(Dataset items)

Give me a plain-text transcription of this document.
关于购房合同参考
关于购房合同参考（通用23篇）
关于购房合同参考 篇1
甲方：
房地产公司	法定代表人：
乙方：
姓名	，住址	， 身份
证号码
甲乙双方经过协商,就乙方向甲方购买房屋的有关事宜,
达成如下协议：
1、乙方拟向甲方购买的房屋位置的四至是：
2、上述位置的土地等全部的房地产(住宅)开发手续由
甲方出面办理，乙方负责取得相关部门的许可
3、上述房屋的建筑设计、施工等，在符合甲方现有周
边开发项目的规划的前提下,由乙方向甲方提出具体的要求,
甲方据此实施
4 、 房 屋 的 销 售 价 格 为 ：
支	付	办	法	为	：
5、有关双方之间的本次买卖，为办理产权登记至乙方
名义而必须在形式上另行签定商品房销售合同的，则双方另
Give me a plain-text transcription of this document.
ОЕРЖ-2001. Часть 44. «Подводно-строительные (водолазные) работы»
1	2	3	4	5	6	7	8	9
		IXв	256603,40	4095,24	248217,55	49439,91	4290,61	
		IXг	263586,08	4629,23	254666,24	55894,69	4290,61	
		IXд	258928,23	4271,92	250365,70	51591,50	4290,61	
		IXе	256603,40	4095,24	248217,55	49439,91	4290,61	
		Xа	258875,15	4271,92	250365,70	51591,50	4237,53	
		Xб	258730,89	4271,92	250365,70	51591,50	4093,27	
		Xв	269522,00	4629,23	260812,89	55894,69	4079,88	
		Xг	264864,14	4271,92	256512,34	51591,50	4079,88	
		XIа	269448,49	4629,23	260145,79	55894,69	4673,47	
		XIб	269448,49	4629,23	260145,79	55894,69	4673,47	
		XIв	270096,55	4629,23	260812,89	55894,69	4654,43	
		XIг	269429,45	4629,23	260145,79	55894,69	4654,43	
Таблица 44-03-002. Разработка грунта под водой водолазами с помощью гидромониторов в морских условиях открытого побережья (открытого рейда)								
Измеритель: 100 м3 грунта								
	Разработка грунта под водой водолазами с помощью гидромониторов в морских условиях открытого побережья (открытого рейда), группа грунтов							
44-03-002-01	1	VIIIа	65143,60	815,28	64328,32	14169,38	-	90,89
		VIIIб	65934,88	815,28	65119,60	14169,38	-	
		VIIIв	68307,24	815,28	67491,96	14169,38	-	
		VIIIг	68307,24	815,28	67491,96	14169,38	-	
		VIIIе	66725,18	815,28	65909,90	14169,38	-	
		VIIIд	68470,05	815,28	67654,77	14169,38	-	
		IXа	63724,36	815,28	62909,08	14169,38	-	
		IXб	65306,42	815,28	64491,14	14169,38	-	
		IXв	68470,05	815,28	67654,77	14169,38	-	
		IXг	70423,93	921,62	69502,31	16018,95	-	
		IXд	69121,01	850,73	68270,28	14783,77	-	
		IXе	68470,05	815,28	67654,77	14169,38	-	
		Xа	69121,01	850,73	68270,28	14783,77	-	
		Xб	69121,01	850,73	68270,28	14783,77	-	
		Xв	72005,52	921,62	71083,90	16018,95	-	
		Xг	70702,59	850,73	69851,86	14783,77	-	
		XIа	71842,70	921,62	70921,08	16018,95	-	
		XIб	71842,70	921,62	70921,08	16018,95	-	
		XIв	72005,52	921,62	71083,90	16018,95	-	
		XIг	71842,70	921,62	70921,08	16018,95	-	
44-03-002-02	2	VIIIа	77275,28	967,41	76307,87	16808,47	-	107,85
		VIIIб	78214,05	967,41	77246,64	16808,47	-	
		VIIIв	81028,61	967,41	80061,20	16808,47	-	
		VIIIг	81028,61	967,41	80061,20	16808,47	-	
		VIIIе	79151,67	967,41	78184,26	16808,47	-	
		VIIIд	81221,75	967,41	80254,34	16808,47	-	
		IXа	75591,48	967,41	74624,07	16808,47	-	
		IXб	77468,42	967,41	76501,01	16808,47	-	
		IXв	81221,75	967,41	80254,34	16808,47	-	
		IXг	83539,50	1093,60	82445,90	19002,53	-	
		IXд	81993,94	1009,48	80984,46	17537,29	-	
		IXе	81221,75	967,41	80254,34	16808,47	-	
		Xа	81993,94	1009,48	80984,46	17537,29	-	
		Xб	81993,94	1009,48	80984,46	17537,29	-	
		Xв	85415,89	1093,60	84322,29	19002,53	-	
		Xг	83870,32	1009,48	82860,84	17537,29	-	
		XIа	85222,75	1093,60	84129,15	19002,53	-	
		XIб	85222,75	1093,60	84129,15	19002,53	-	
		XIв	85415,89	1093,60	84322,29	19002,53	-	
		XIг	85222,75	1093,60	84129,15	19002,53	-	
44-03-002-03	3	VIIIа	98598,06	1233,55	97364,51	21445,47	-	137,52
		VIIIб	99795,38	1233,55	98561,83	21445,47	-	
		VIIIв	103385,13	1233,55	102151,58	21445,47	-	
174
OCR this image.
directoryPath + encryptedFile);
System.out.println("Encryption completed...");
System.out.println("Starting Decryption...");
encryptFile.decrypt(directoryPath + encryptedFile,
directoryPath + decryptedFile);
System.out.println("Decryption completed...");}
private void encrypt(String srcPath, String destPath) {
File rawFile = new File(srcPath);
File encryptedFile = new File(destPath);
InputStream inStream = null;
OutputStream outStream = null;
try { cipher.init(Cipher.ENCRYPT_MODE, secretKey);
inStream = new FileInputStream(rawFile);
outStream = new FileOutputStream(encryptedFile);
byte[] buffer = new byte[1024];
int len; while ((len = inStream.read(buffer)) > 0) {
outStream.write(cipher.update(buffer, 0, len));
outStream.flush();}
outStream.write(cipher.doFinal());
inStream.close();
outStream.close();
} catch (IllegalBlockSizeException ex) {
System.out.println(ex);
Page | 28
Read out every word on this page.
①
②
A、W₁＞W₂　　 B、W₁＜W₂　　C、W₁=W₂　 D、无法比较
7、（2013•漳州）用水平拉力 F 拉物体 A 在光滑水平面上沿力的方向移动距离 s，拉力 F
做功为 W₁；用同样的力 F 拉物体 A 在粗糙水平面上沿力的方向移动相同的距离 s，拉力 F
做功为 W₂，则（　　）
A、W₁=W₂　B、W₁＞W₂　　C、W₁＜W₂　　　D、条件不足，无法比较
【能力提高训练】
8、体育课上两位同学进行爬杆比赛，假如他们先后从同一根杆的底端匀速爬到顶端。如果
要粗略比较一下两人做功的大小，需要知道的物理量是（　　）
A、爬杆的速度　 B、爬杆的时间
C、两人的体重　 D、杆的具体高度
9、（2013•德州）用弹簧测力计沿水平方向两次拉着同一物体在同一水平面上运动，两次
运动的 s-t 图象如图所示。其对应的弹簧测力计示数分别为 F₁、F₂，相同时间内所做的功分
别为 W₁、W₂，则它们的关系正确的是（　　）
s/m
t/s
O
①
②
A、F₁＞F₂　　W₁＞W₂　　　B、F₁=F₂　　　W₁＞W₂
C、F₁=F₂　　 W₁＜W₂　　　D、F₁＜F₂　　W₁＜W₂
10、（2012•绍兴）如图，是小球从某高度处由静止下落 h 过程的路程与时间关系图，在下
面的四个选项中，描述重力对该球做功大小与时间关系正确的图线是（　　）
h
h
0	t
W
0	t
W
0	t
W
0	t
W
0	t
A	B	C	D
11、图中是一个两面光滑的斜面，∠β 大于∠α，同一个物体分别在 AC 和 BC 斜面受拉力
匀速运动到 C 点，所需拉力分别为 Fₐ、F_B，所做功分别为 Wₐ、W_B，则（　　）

### WHAT YOU WILL DO
Extract each entry in full, exactly as given.

### TASK OUTPUT
Give me a plain-text transcription of this document.
关于购房合同参考
关于购房合同参考（通用23篇）
关于购房合同参考 篇1
甲方：
房地产公司	法定代表人：
乙方：
姓名	，住址	， 身份
证号码
甲乙双方经过协商,就乙方向甲方购买房屋的有关事宜,
达成如下协议：
1、乙方拟向甲方购买的房屋位置的四至是：
2、上述位置的土地等全部的房地产(住宅)开发手续由
甲方出面办理，乙方负责取得相关部门的许可
3、上述房屋的建筑设计、施工等，在符合甲方现有周
边开发项目的规划的前提下,由乙方向甲方提出具体的要求,
甲方据此实施
4 、 房 屋 的 销 售 价 格 为 ：
支	付	办	法	为	：
5、有关双方之间的本次买卖，为办理产权登记至乙方
名义而必须在形式上另行签定商品房销售合同的，则双方另
Give me a plain-text transcription of this document.
ОЕРЖ-2001. Часть 44. «Подводно-строительные (водолазные) работы»
1	2	3	4	5	6	7	8	9
		IXв	256603,40	4095,24	248217,55	49439,91	4290,61	
		IXг	263586,08	4629,23	254666,24	55894,69	4290,61	
		IXд	258928,23	4271,92	250365,70	51591,50	4290,61	
		IXе	256603,40	4095,24	248217,55	49439,91	4290,61	
		Xа	258875,15	4271,92	250365,70	51591,50	4237,53	
		Xб	258730,89	4271,92	250365,70	51591,50	4093,27	
		Xв	269522,00	4629,23	260812,89	55894,69	4079,88	
		Xг	264864,14	4271,92	256512,34	51591,50	4079,88	
		XIа	269448,49	4629,23	260145,79	55894,69	4673,47	
		XIб	269448,49	4629,23	260145,79	55894,69	4673,47	
		XIв	270096,55	4629,23	260812,89	55894,69	4654,43	
		XIг	269429,45	4629,23	260145,79	55894,69	4654,43	
Таблица 44-03-002. Разработка грунта под водой водолазами с помощью гидромониторов в морских условиях открытого побережья (открытого рейда)								
Измеритель: 100 м3 грунта								
	Разработка грунта под водой водолазами с помощью гидромониторов в морских условиях открытого побережья (открытого рейда), группа грунтов							
44-03-002-01	1	VIIIа	65143,60	815,28	64328,32	14169,38	-	90,89
		VIIIб	65934,88	815,28	65119,60	14169,38	-	
		VIIIв	68307,24	815,28	67491,96	14169,38	-	
		VIIIг	68307,24	815,28	67491,96	14169,38	-	
		VIIIе	66725,18	815,28	65909,90	14169,38	-	
		VIIIд	68470,05	815,28	67654,77	14169,38	-	
		IXа	63724,36	815,28	62909,08	14169,38	-	
		IXб	65306,42	815,28	64491,14	14169,38	-	
		IXв	68470,05	815,28	67654,77	14169,38	-	
		IXг	70423,93	921,62	69502,31	16018,95	-	
		IXд	69121,01	850,73	68270,28	14783,77	-	
		IXе	68470,05	815,28	67654,77	14169,38	-	
		Xа	69121,01	850,73	68270,28	14783,77	-	
		Xб	69121,01	850,73	68270,28	14783,77	-	
		Xв	72005,52	921,62	71083,90	16018,95	-	
		Xг	70702,59	850,73	69851,86	14783,77	-	
		XIа	71842,70	921,62	70921,08	16018,95	-	
		XIб	71842,70	921,62	70921,08	16018,95	-	
		XIв	72005,52	921,62	71083,90	16018,95	-	
		XIг	71842,70	921,62	70921,08	16018,95	-	
44-03-002-02	2	VIIIа	77275,28	967,41	76307,87	16808,47	-	107,85
		VIIIб	78214,05	967,41	77246,64	16808,47	-	
		VIIIв	81028,61	967,41	80061,20	16808,47	-	
		VIIIг	81028,61	967,41	80061,20	16808,47	-	
		VIIIе	79151,67	967,41	78184,26	16808,47	-	
		VIIIд	81221,75	967,41	80254,34	16808,47	-	
		IXа	75591,48	967,41	74624,07	16808,47	-	
		IXб	77468,42	967,41	76501,01	16808,47	-	
		IXв	81221,75	967,41	80254,34	16808,47	-	
		IXг	83539,50	1093,60	82445,90	19002,53	-	
		IXд	81993,94	1009,48	80984,46	17537,29	-	
		IXе	81221,75	967,41	80254,34	16808,47	-	
		Xа	81993,94	1009,48	80984,46	17537,29	-	
		Xб	81993,94	1009,48	80984,46	17537,29	-	
		Xв	85415,89	1093,60	84322,29	19002,53	-	
		Xг	83870,32	1009,48	82860,84	17537,29	-	
		XIа	85222,75	1093,60	84129,15	19002,53	-	
		XIб	85222,75	1093,60	84129,15	19002,53	-	
		XIв	85415,89	1093,60	84322,29	19002,53	-	
		XIг	85222,75	1093,60	84129,15	19002,53	-	
44-03-002-03	3	VIIIа	98598,06	1233,55	97364,51	21445,47	-	137,52
		VIIIб	99795,38	1233,55	98561,83	21445,47	-	
		VIIIв	103385,13	1233,55	102151,58	21445,47	-	
174
OCR this image.
directoryPath + encryptedFile);
System.out.println("Encryption completed...");
System.out.println("Starting Decryption...");
encryptFile.decrypt(directoryPath + encryptedFile,
directoryPath + decryptedFile);
System.out.println("Decryption completed...");}
private void encrypt(String srcPath, String destPath) {
File rawFile = new File(srcPath);
File encryptedFile = new File(destPath);
InputStream inStream = null;
OutputStream outStream = null;
try { cipher.init(Cipher.ENCRYPT_MODE, secretKey);
inStream = new FileInputStream(rawFile);
outStream = new FileOutputStream(encryptedFile);
byte[] buffer = new byte[1024];
int len; while ((len = inStream.read(buffer)) > 0) {
outStream.write(cipher.update(buffer, 0, len));
outStream.flush();}
outStream.write(cipher.doFinal());
inStream.close();
outStream.close();
} catch (IllegalBlockSizeException ex) {
System.out.println(ex);
Page | 28
Read out every word on this page.
①
②
A、W₁＞W₂　　 B、W₁＜W₂　　C、W₁=W₂　 D、无法比较
7、（2013•漳州）用水平拉力 F 拉物体 A 在光滑水平面上沿力的方向移动距离 s，拉力 F
做功为 W₁；用同样的力 F 拉物体 A 在粗糙水平面上沿力的方向移动相同的距离 s，拉力 F
做功为 W₂，则（　　）
A、W₁=W₂　B、W₁＞W₂　　C、W₁＜W₂　　　D、条件不足，无法比较
【能力提高训练】
8、体育课上两位同学进行爬杆比赛，假如他们先后从同一根杆的底端匀速爬到顶端。如果
要粗略比较一下两人做功的大小，需要知道的物理量是（　　）
A、爬杆的速度　 B、爬杆的时间
C、两人的体重　 D、杆的具体高度
9、（2013•德州）用弹簧测力计沿水平方向两次拉着同一物体在同一水平面上运动，两次
运动的 s-t 图象如图所示。其对应的弹簧测力计示数分别为 F₁、F₂，相同时间内所做的功分
别为 W₁、W₂，则它们的关系正确的是（　　）
s/m
t/s
O
①
②
A、F₁＞F₂　　W₁＞W₂　　　B、F₁=F₂　　　W₁＞W₂
C、F₁=F₂　　 W₁＜W₂　　　D、F₁＜F₂　　W₁＜W₂
10、（2012•绍兴）如图，是小球从某高度处由静止下落 h 过程的路程与时间关系图，在下
面的四个选项中，描述重力对该球做功大小与时间关系正确的图线是（　　）
h
h
0	t
W
0	t
W
0	t
W
0	t
W
0	t
A	B	C	D
11、图中是一个两面光滑的斜面，∠β 大于∠α，同一个物体分别在 AC 和 BC 斜面受拉力
匀速运动到 C 点，所需拉力分别为 Fₐ、F_B，所做功分别为 Wₐ、W_B，则（　　）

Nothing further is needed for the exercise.